*TASK BRIEF*
Your output is the line containing "Output the text content of this document." plus all lines after it to the end of the records, reproduced exactly, with nothing else.

::::::::

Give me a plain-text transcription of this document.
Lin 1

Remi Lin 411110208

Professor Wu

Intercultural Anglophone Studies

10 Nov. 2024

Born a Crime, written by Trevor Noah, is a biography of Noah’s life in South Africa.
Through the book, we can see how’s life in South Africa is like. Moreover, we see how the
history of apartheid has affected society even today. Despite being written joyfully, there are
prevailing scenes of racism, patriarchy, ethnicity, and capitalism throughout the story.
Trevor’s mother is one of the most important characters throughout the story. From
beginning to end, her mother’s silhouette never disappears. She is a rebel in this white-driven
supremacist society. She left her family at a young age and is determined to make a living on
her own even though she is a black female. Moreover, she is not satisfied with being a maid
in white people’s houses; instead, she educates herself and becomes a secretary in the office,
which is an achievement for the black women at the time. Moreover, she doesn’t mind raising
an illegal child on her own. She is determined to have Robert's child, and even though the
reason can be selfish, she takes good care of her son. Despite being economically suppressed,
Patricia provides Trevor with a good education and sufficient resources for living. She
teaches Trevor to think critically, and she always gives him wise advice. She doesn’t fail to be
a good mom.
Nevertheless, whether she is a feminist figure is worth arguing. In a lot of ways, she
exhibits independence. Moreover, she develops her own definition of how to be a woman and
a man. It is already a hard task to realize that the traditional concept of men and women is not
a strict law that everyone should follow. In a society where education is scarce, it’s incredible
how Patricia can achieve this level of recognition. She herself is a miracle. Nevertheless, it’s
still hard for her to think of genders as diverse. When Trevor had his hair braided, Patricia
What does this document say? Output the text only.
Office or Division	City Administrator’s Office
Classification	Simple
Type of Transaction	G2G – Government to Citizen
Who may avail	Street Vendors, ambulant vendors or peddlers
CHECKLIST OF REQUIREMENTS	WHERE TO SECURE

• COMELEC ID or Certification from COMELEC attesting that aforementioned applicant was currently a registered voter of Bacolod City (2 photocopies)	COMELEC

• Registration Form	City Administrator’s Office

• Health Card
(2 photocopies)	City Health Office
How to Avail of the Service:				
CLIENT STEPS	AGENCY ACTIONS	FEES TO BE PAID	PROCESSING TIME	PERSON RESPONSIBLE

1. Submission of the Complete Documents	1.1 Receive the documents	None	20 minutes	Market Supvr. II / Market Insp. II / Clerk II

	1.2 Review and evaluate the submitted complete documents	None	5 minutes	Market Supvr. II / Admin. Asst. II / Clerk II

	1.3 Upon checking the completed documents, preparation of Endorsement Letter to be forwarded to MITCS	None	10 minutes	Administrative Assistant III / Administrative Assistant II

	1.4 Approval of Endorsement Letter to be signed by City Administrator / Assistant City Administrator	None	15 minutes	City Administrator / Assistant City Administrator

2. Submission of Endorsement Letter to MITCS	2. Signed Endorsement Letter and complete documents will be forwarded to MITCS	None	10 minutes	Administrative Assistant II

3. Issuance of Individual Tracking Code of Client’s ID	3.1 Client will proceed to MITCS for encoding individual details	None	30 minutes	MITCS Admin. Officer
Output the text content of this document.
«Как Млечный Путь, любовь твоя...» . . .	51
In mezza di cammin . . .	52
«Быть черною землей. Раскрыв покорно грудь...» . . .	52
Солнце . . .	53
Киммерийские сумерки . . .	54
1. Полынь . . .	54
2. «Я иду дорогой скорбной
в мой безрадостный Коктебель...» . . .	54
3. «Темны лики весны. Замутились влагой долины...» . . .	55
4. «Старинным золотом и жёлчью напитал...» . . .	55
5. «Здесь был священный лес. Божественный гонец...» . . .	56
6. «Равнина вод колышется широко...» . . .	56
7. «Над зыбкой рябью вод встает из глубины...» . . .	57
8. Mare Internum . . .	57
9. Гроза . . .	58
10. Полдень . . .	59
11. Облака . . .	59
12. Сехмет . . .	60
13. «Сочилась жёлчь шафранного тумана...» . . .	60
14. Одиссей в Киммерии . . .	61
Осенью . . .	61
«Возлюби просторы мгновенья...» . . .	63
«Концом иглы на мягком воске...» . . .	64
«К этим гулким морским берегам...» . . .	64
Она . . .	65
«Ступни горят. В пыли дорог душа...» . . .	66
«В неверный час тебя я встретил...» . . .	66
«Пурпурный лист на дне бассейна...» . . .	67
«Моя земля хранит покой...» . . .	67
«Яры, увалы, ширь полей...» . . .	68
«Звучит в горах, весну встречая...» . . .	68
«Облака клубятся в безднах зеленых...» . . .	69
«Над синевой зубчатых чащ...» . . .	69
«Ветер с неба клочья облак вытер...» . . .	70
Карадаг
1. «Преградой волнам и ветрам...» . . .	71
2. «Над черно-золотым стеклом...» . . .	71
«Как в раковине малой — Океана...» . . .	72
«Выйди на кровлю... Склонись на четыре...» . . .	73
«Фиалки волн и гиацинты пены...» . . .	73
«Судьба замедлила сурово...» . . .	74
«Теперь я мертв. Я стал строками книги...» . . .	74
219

::::::::

*PROBLEM SOLUTION*
Output the text content of this document.
«Как Млечный Путь, любовь твоя...» . . .	51
In mezza di cammin . . .	52
«Быть черною землей. Раскрыв покорно грудь...» . . .	52
Солнце . . .	53
Киммерийские сумерки . . .	54
1. Полынь . . .	54
2. «Я иду дорогой скорбной
в мой безрадостный Коктебель...» . . .	54
3. «Темны лики весны. Замутились влагой долины...» . . .	55
4. «Старинным золотом и жёлчью напитал...» . . .	55
5. «Здесь был священный лес. Божественный гонец...» . . .	56
6. «Равнина вод колышется широко...» . . .	56
7. «Над зыбкой рябью вод встает из глубины...» . . .	57
8. Mare Internum . . .	57
9. Гроза . . .	58
10. Полдень . . .	59
11. Облака . . .	59
12. Сехмет . . .	60
13. «Сочилась жёлчь шафранного тумана...» . . .	60
14. Одиссей в Киммерии . . .	61
Осенью . . .	61
«Возлюби просторы мгновенья...» . . .	63
«Концом иглы на мягком воске...» . . .	64
«К этим гулким морским берегам...» . . .	64
Она . . .	65
«Ступни горят. В пыли дорог душа...» . . .	66
«В неверный час тебя я встретил...» . . .	66
«Пурпурный лист на дне бассейна...» . . .	67
«Моя земля хранит покой...» . . .	67
«Яры, увалы, ширь полей...» . . .	68
«Звучит в горах, весну встречая...» . . .	68
«Облака клубятся в безднах зеленых...» . . .	69
«Над синевой зубчатых чащ...» . . .	69
«Ветер с неба клочья облак вытер...» . . .	70
Карадаг
1. «Преградой волнам и ветрам...» . . .	71
2. «Над черно-золотым стеклом...» . . .	71
«Как в раковине малой — Океана...» . . .	72
«Выйди на кровлю... Склонись на четыре...» . . .	73
«Фиалки волн и гиацинты пены...» . . .	73
«Судьба замедлила сурово...» . . .	74
«Теперь я мертв. Я стал строками книги...» . . .	74
219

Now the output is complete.